◆ **CONSIGNE 1**
Recopiez à l'identique, dans l'extrait sur l'amicale de l'Armée Secrète, le passage qui va de « Reste évidemment, une » jusqu'à « d’autres grandes fédérations. ».
◆ **CONSIGNE 2**
Relevez tous les numéros d'appel de note présents dans l'extrait sur l'amicale de l'Armée Secrète.

◆ **EXTRAIT DU DOCUMENT**
C’est tard, au printemps 1947, que naît l’amicale. Le retard concédé à d’autres « associations » ou « amicales » est d’ailleurs clairement un manque à gagner en matière de présence mémorielle. Ainsi, au cours de la séance préparatoire de l’Assemblée Générale constitutive, qui se déroule le 9 mars 1947 564 , on déplore logiquement cette trop longue absence : ‘ « [...] le Capitaine Farsat ’ ‘ prend la présidence et, en une courte allocution, exprime à la fois sa joie de retrouver d’anciens camarades et son regret du retard apporté à la constitution de l’Armée Secrète ’ ‘ 565 ’ ‘ qui aurait sans doute évité ces amicales ou sociétés de Résistants dans lesquelles anciens et nouveaux voisinent sans être d’accord, si bien que le discrédit rejaillit sur tous [...]. » ’ Handicapante en soi, on comprend vite que cette parenthèse de deux ans l’est sur un autre plan, strictement politique cette fois : ‘ « [...] Il faut regrouper les Résistants selon les formations de Combat : les FTPF sont unis, l’Armée Secrète est divisée en groupes ennemis [...]. Pourquoi se dissocier sous couleur politique ? D’un côté FTPF fait bloc ; il faut reconstituer l’Armée Secrète et ensuite, l’union sera possible [...]. » ’ Le concurrent principal est là clairement identifié : l’efficacité des anciens combattants communistes, leur cohésion et leur travail « mémoriel » sont ainsi quasiment érigés en modèle. Quant à croire aux volontés d’union entre ces deux associations qui semble poindre ici…

Reste évidemment, une fois qu’on s’est assigné une vocation politique minimaliste 566 , à clarifier la position de l’Amicale en gestation vis-à-vis d’autres grandes fédérations.

Données de disposition spatiale
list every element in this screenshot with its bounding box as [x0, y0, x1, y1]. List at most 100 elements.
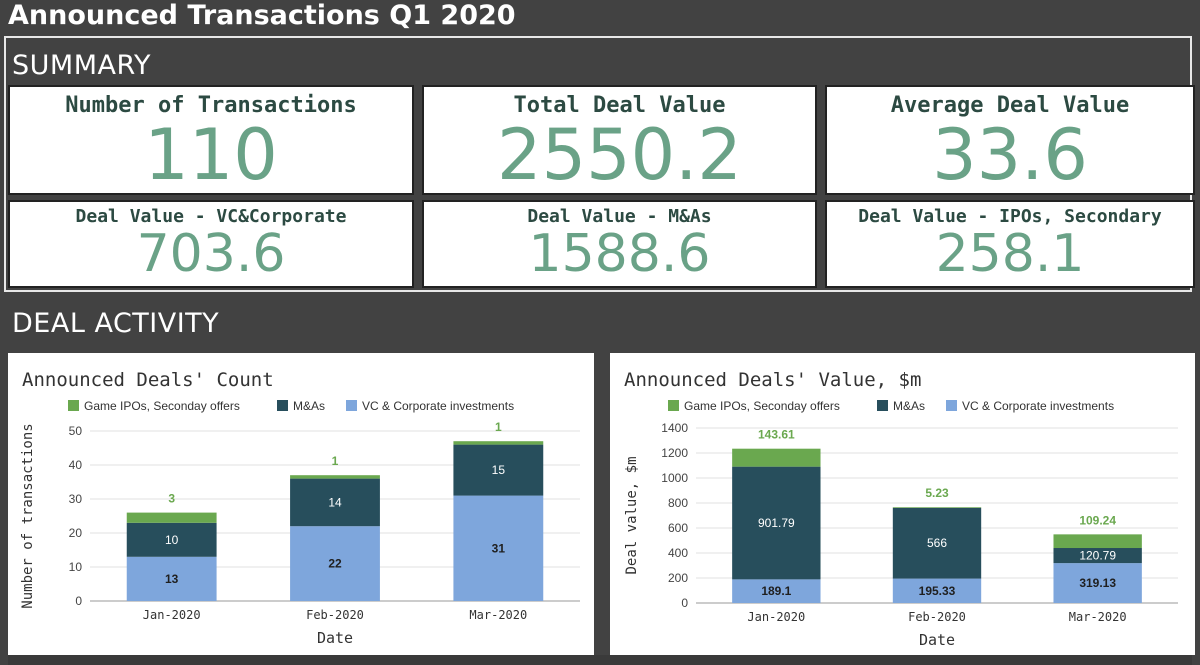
legend-swatch	[68, 400, 79, 411]
card-value: 703.6	[136, 224, 286, 284]
y-tick-label: 1000	[661, 471, 688, 485]
card-label: Deal Value - VC&Corporate	[75, 206, 347, 227]
y-axis-label: Number of transactions	[20, 423, 36, 608]
deals-value-chart: Announced Deals' Value, $m Game IPOs, Sec…	[624, 369, 1178, 649]
bar-segment	[126, 522, 217, 557]
legend-label: M&As	[893, 399, 925, 413]
data-label: 15	[492, 463, 506, 477]
card-label: Total Deal Value	[513, 93, 726, 118]
card-total-deal-value: Total Deal Value 2550.2	[422, 85, 817, 195]
y-axis-label: Deal value, $m	[624, 456, 640, 574]
y-tick-label: 30	[69, 492, 83, 506]
x-tick-label: Jan-2020	[143, 608, 201, 622]
y-tick-label: 0	[681, 596, 688, 610]
card-deal-value-vc: Deal Value - VC&Corporate 703.6	[8, 200, 414, 288]
card-number-of-transactions: Number of Transactions 110	[8, 85, 414, 195]
summary-heading: SUMMARY	[12, 50, 151, 81]
y-tick-label: 0	[75, 594, 82, 608]
data-label: 3	[168, 492, 175, 506]
x-tick-label: Feb-2020	[306, 608, 364, 622]
legend-swatch	[277, 400, 288, 411]
card-value: 110	[144, 114, 278, 196]
y-tick-label: 1200	[661, 446, 688, 460]
data-label: 22	[328, 557, 342, 571]
bar-segment	[732, 448, 821, 467]
legend-label: M&As	[293, 399, 325, 413]
bar-segment	[1053, 548, 1142, 564]
data-label: 901.79	[758, 516, 795, 530]
data-label: 10	[165, 533, 179, 547]
bar-segment	[892, 507, 982, 579]
bar-segment	[290, 475, 380, 479]
bar-segment	[290, 478, 380, 527]
card-label: Number of Transactions	[65, 93, 357, 118]
page-title: Announced Transactions Q1 2020	[8, 0, 516, 31]
y-tick-label: 800	[668, 496, 688, 510]
data-label: 189.1	[761, 584, 791, 598]
legend-label: Game IPOs, Seconday offers	[84, 399, 240, 413]
y-tick-label: 10	[69, 560, 83, 574]
data-label: 14	[328, 495, 342, 509]
bar-segment	[126, 512, 217, 523]
y-tick-label: 400	[668, 546, 688, 560]
x-tick-label: Mar-2020	[1069, 610, 1127, 624]
bar-segment	[126, 556, 217, 601]
bar-segment	[732, 466, 821, 580]
data-label: 13	[165, 572, 179, 586]
y-tick-label: 50	[69, 424, 83, 438]
legend-swatch	[877, 400, 888, 411]
deals-count-chart: Announced Deals' Count Game IPOs, Seconda…	[20, 369, 580, 647]
chart-panel-count: Announced Deals' Count Game IPOs, Seconda…	[8, 353, 594, 655]
y-tick-label: 600	[668, 521, 688, 535]
data-label: 566	[927, 536, 947, 550]
card-value: 2550.2	[497, 114, 742, 196]
card-label: Deal Value - M&As	[527, 206, 712, 227]
y-tick-label: 40	[69, 458, 83, 472]
card-value: 33.6	[932, 114, 1088, 196]
bar-segment	[453, 444, 544, 496]
bar-segment	[892, 578, 982, 603]
x-tick-label: Jan-2020	[747, 610, 805, 624]
y-tick-label: 20	[69, 526, 83, 540]
data-label: 1	[495, 420, 502, 434]
card-average-deal-value: Average Deal Value 33.6	[825, 85, 1195, 195]
data-label: 1	[332, 454, 339, 468]
data-label: 31	[492, 541, 506, 555]
data-label: 109.24	[1079, 513, 1116, 527]
bar-segment	[453, 441, 544, 445]
y-tick-label: 200	[668, 571, 688, 585]
card-deal-value-mna: Deal Value - M&As 1588.6	[422, 200, 817, 288]
chart-panel-value: Announced Deals' Value, $m Game IPOs, Sec…	[610, 353, 1195, 655]
data-label: 120.79	[1079, 549, 1116, 563]
card-label: Average Deal Value	[890, 93, 1130, 118]
card-deal-value-ipo: Deal Value - IPOs, Secondary 258.1	[825, 200, 1195, 288]
legend-label: VC & Corporate investments	[362, 399, 514, 413]
legend-label: Game IPOs, Seconday offers	[684, 399, 840, 413]
bar-segment	[453, 495, 544, 601]
bottom-strip	[8, 655, 1192, 665]
chart-title: Announced Deals' Value, $m	[624, 369, 921, 391]
legend-label: VC & Corporate investments	[962, 399, 1114, 413]
legend-swatch	[346, 400, 357, 411]
chart-title: Announced Deals' Count	[22, 369, 274, 391]
legend-swatch	[668, 400, 679, 411]
bar-segment	[732, 579, 821, 603]
x-tick-label: Feb-2020	[908, 610, 966, 624]
data-label: 5.23	[925, 486, 949, 500]
bar-segment	[892, 507, 982, 508]
card-value: 1588.6	[528, 224, 711, 284]
card-value: 258.1	[935, 224, 1085, 284]
legend-swatch	[946, 400, 957, 411]
y-tick-label: 1400	[661, 421, 688, 435]
card-label: Deal Value - IPOs, Secondary	[858, 206, 1162, 227]
x-tick-label: Mar-2020	[469, 608, 527, 622]
bar-segment	[1053, 534, 1142, 549]
data-label: 195.33	[919, 584, 956, 598]
bar-segment	[1053, 563, 1142, 603]
x-axis-label: Date	[919, 631, 955, 649]
x-axis-label: Date	[317, 629, 353, 647]
data-label: 143.61	[758, 428, 795, 442]
data-label: 319.13	[1079, 576, 1116, 590]
deal-activity-heading: DEAL ACTIVITY	[12, 308, 220, 339]
bar-segment	[290, 526, 380, 601]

◆ **CORRIGÉ 1**
Reste évidemment, une fois qu’on s’est assigné une vocation politique minimaliste 566 , à clarifier la position de l’Amicale en gestation vis-à-vis d’autres grandes fédérations.

◆ **CORRIGÉ 2**
564, 565, 566